● DATA FOR THIS TASK:
○ ○ ○ ○

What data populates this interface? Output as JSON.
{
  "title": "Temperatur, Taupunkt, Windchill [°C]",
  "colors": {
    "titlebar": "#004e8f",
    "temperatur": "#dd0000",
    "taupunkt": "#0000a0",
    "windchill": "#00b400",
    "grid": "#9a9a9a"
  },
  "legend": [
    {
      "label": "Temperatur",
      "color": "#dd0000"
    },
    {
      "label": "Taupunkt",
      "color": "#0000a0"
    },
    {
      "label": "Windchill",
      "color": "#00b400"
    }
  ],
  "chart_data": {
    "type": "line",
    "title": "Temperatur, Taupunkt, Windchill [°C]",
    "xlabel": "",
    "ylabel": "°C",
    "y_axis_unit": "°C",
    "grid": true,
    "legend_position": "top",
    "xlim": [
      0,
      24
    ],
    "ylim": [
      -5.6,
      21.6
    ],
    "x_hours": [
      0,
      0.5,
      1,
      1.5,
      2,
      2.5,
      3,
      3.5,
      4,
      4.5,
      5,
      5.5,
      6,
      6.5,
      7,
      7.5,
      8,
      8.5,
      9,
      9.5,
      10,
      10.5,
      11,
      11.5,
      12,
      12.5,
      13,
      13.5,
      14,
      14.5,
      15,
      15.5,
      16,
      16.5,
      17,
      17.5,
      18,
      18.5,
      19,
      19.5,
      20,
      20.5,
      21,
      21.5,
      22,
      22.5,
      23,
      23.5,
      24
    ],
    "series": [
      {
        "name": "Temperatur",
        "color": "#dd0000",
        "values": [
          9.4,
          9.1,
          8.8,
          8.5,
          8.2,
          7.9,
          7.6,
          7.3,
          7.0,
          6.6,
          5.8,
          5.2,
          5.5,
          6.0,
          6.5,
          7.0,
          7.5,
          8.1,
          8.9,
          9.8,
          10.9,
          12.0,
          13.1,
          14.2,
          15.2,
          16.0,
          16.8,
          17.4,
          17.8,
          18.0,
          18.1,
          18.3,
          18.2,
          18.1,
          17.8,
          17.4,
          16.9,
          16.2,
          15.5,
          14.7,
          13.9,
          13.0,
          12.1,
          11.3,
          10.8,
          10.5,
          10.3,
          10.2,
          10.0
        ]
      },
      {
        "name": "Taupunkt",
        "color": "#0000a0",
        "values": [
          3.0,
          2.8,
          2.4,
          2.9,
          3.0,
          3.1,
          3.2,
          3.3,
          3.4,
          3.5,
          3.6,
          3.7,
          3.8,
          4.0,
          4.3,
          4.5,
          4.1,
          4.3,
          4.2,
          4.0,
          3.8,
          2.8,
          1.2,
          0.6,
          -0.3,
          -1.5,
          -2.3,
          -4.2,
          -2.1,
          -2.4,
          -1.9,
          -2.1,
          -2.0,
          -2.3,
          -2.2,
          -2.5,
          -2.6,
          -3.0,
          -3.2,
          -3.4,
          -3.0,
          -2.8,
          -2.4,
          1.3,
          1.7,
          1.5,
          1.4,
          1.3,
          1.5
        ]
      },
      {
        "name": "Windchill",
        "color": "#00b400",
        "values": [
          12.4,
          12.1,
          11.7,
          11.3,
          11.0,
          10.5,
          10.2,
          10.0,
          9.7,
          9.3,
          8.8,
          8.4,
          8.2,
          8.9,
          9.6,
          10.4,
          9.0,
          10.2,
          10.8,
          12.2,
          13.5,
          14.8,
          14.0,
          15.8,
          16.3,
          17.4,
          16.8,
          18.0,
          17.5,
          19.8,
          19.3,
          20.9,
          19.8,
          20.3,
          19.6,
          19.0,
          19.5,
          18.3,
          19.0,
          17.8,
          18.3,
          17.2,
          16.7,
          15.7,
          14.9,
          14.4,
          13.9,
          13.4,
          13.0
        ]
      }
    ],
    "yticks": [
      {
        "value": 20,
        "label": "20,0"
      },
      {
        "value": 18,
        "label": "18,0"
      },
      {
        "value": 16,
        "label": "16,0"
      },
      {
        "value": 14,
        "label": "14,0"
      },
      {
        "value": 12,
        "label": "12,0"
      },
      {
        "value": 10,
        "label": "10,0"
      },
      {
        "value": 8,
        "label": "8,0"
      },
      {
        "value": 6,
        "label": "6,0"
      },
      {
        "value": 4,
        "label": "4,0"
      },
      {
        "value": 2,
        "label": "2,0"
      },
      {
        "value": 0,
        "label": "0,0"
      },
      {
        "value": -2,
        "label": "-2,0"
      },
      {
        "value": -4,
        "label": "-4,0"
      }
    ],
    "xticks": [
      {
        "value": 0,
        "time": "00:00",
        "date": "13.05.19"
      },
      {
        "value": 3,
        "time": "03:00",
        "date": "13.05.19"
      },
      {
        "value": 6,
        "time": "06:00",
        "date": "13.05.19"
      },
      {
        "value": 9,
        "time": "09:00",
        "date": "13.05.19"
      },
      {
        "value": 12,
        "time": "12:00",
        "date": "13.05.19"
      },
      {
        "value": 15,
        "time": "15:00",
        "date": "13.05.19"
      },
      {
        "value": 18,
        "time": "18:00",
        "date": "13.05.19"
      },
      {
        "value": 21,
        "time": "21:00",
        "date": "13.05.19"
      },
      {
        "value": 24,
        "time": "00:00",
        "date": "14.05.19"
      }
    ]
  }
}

○ ○ ○ ○

● BRIEF:
Word for word, quote all of the data above.

● SOLVED EXERCISE:
What data populates this interface? Output as JSON.
{
  "title": "Temperatur, Taupunkt, Windchill [°C]",
  "colors": {
    "titlebar": "#004e8f",
    "temperatur": "#dd0000",
    "taupunkt": "#0000a0",
    "windchill": "#00b400",
    "grid": "#9a9a9a"
  },
  "legend": [
    {
      "label": "Temperatur",
      "color": "#dd0000"
    },
    {
      "label": "Taupunkt",
      "color": "#0000a0"
    },
    {
      "label": "Windchill",
      "color": "#00b400"
    }
  ],
  "chart_data": {
    "type": "line",
    "title": "Temperatur, Taupunkt, Windchill [°C]",
    "xlabel": "",
    "ylabel": "°C",
    "y_axis_unit": "°C",
    "grid": true,
    "legend_position": "top",
    "xlim": [
      0,
      24
    ],
    "ylim": [
      -5.6,
      21.6
    ],
    "x_hours": [
      0,
      0.5,
      1,
      1.5,
      2,
      2.5,
      3,
      3.5,
      4,
      4.5,
      5,
      5.5,
      6,
      6.5,
      7,
      7.5,
      8,
      8.5,
      9,
      9.5,
      10,
      10.5,
      11,
      11.5,
      12,
      12.5,
      13,
      13.5,
      14,
      14.5,
      15,
      15.5,
      16,
      16.5,
      17,
      17.5,
      18,
      18.5,
      19,
      19.5,
      20,
      20.5,
      21,
      21.5,
      22,
      22.5,
      23,
      23.5,
      24
    ],
    "series": [
      {
        "name": "Temperatur",
        "color": "#dd0000",
        "values": [
          9.4,
          9.1,
          8.8,
          8.5,
          8.2,
          7.9,
          7.6,
          7.3,
          7.0,
          6.6,
          5.8,
          5.2,
          5.5,
          6.0,
          6.5,
          7.0,
          7.5,
          8.1,
          8.9,
          9.8,
          10.9,
          12.0,
          13.1,
          14.2,
          15.2,
          16.0,
          16.8,
          17.4,
          17.8,
          18.0,
          18.1,
          18.3,
          18.2,
          18.1,
          17.8,
          17.4,
          16.9,
          16.2,
          15.5,
          14.7,
          13.9,
          13.0,
          12.1,
          11.3,
          10.8,
          10.5,
          10.3,
          10.2,
          10.0
        ]
      },
      {
        "name": "Taupunkt",
        "color": "#0000a0",
        "values": [
          3.0,
          2.8,
          2.4,
          2.9,
          3.0,
          3.1,
          3.2,
          3.3,
          3.4,
          3.5,
          3.6,
          3.7,
          3.8,
          4.0,
          4.3,
          4.5,
          4.1,
          4.3,
          4.2,
          4.0,
          3.8,
          2.8,
          1.2,
          0.6,
          -0.3,
          -1.5,
          -2.3,
          -4.2,
          -2.1,
          -2.4,
          -1.9,
          -2.1,
          -2.0,
          -2.3,
          -2.2,
          -2.5,
          -2.6,
          -3.0,
          -3.2,
          -3.4,
          -3.0,
          -2.8,
          -2.4,
          1.3,
          1.7,
          1.5,
          1.4,
          1.3,
          1.5
        ]
      },
      {
        "name": "Windchill",
        "color": "#00b400",
        "values": [
          12.4,
          12.1,
          11.7,
          11.3,
          11.0,
          10.5,
          10.2,
          10.0,
          9.7,
          9.3,
          8.8,
          8.4,
          8.2,
          8.9,
          9.6,
          10.4,
          9.0,
          10.2,
          10.8,
          12.2,
          13.5,
          14.8,
          14.0,
          15.8,
          16.3,
          17.4,
          16.8,
          18.0,
          17.5,
          19.8,
          19.3,
          20.9,
          19.8,
          20.3,
          19.6,
          19.0,
          19.5,
          18.3,
          19.0,
          17.8,
          18.3,
          17.2,
          16.7,
          15.7,
          14.9,
          14.4,
          13.9,
          13.4,
          13.0
        ]
      }
    ],
    "yticks": [
      {
        "value": 20,
        "label": "20,0"
      },
      {
        "value": 18,
        "label": "18,0"
      },
      {
        "value": 16,
        "label": "16,0"
      },
      {
        "value": 14,
        "label": "14,0"
      },
      {
        "value": 12,
        "label": "12,0"
      },
      {
        "value": 10,
        "label": "10,0"
      },
      {
        "value": 8,
        "label": "8,0"
      },
      {
        "value": 6,
        "label": "6,0"
      },
      {
        "value": 4,
        "label": "4,0"
      },
      {
        "value": 2,
        "label": "2,0"
      },
      {
        "value": 0,
        "label": "0,0"
      },
      {
        "value": -2,
        "label": "-2,0"
      },
      {
        "value": -4,
        "label": "-4,0"
      }
    ],
    "xticks": [
      {
        "value": 0,
        "time": "00:00",
        "date": "13.05.19"
      },
      {
        "value": 3,
        "time": "03:00",
        "date": "13.05.19"
      },
      {
        "value": 6,
        "time": "06:00",
        "date": "13.05.19"
      },
      {
        "value": 9,
        "time": "09:00",
        "date": "13.05.19"
      },
      {
        "value": 12,
        "time": "12:00",
        "date": "13.05.19"
      },
      {
        "value": 15,
        "time": "15:00",
        "date": "13.05.19"
      },
      {
        "value": 18,
        "time": "18:00",
        "date": "13.05.19"
      },
      {
        "value": 21,
        "time": "21:00",
        "date": "13.05.19"
      },
      {
        "value": 24,
        "time": "00:00",
        "date": "14.05.19"
      }
    ]
  }
}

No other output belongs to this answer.